> **WRITTEN TASK**: Rewrite every line of the records below as a numbered list, omitting any blank lines.

Dataset records:
_____

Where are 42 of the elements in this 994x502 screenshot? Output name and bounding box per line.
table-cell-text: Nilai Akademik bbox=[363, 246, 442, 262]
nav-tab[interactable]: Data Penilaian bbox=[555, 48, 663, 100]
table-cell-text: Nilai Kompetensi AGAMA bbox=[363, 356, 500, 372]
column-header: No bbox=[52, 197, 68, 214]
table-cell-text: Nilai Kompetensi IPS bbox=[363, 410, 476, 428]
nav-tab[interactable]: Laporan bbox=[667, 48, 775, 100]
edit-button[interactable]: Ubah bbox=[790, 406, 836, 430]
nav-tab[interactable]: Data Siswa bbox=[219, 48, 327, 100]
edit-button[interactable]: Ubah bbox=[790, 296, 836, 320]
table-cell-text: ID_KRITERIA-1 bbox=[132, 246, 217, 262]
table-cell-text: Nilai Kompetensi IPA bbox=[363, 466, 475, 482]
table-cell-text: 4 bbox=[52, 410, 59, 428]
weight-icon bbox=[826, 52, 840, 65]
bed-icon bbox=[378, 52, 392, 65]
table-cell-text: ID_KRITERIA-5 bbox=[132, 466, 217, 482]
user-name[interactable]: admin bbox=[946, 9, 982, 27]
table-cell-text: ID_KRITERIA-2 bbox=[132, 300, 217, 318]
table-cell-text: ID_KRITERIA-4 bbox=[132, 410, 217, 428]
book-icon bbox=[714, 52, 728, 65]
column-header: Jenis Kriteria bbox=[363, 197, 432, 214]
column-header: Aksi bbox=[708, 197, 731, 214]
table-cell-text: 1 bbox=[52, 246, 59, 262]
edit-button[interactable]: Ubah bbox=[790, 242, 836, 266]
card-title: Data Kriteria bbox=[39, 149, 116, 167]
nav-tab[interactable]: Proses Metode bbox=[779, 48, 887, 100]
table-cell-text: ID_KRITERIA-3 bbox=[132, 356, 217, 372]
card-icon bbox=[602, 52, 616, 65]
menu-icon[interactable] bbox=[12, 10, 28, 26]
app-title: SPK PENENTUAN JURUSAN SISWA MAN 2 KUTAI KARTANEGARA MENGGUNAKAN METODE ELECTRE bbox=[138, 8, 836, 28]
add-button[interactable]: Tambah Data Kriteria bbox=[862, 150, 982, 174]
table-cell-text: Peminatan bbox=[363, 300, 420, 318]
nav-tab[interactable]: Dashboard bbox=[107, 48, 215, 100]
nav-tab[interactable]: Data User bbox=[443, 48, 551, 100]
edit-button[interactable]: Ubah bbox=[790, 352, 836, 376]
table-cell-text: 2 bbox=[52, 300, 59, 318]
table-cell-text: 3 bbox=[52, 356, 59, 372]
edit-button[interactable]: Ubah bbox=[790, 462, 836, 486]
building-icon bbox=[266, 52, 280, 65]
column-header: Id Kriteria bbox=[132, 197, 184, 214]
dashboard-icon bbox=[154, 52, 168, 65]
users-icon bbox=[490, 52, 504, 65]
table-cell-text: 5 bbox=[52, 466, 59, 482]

_____

> **RESULT BELOW**:
1. Where are 42 of the elements in this 994x502 screenshot? Output name and bounding box per line.
2. table-cell-text: Nilai Akademik bbox=[363, 246, 442, 262]
3. nav-tab[interactable]: Data Penilaian bbox=[555, 48, 663, 100]
4. table-cell-text: Nilai Kompetensi AGAMA bbox=[363, 356, 500, 372]
5. column-header: No bbox=[52, 197, 68, 214]
6. table-cell-text: Nilai Kompetensi IPS bbox=[363, 410, 476, 428]
7. nav-tab[interactable]: Laporan bbox=[667, 48, 775, 100]
8. edit-button[interactable]: Ubah bbox=[790, 406, 836, 430]
9. nav-tab[interactable]: Data Siswa bbox=[219, 48, 327, 100]
10. edit-button[interactable]: Ubah bbox=[790, 296, 836, 320]
11. table-cell-text: ID_KRITERIA-1 bbox=[132, 246, 217, 262]
12. table-cell-text: Nilai Kompetensi IPA bbox=[363, 466, 475, 482]
13. table-cell-text: 4 bbox=[52, 410, 59, 428]
14. weight-icon bbox=[826, 52, 840, 65]
15. bed-icon bbox=[378, 52, 392, 65]
16. table-cell-text: ID_KRITERIA-5 bbox=[132, 466, 217, 482]
17. user-name[interactable]: admin bbox=[946, 9, 982, 27]
18. table-cell-text: ID_KRITERIA-2 bbox=[132, 300, 217, 318]
19. table-cell-text: ID_KRITERIA-4 bbox=[132, 410, 217, 428]
20. book-icon bbox=[714, 52, 728, 65]
21. column-header: Jenis Kriteria bbox=[363, 197, 432, 214]
22. column-header: Aksi bbox=[708, 197, 731, 214]
23. table-cell-text: 1 bbox=[52, 246, 59, 262]
24. edit-button[interactable]: Ubah bbox=[790, 242, 836, 266]
25. card-title: Data Kriteria bbox=[39, 149, 116, 167]
26. nav-tab[interactable]: Proses Metode bbox=[779, 48, 887, 100]
27. table-cell-text: ID_KRITERIA-3 bbox=[132, 356, 217, 372]
28. card-icon bbox=[602, 52, 616, 65]
29. menu-icon[interactable] bbox=[12, 10, 28, 26]
30. app-title: SPK PENENTUAN JURUSAN SISWA MAN 2 KUTAI KARTANEGARA MENGGUNAKAN METODE ELECTRE bbox=[138, 8, 836, 28]
31. add-button[interactable]: Tambah Data Kriteria bbox=[862, 150, 982, 174]
32. table-cell-text: Peminatan bbox=[363, 300, 420, 318]
33. nav-tab[interactable]: Dashboard bbox=[107, 48, 215, 100]
34. nav-tab[interactable]: Data User bbox=[443, 48, 551, 100]
35. edit-button[interactable]: Ubah bbox=[790, 352, 836, 376]
36. table-cell-text: 2 bbox=[52, 300, 59, 318]
37. table-cell-text: 3 bbox=[52, 356, 59, 372]
38. edit-button[interactable]: Ubah bbox=[790, 462, 836, 486]
39. building-icon bbox=[266, 52, 280, 65]
40. column-header: Id Kriteria bbox=[132, 197, 184, 214]
41. dashboard-icon bbox=[154, 52, 168, 65]
42. users-icon bbox=[490, 52, 504, 65]
43. table-cell-text: 5 bbox=[52, 466, 59, 482]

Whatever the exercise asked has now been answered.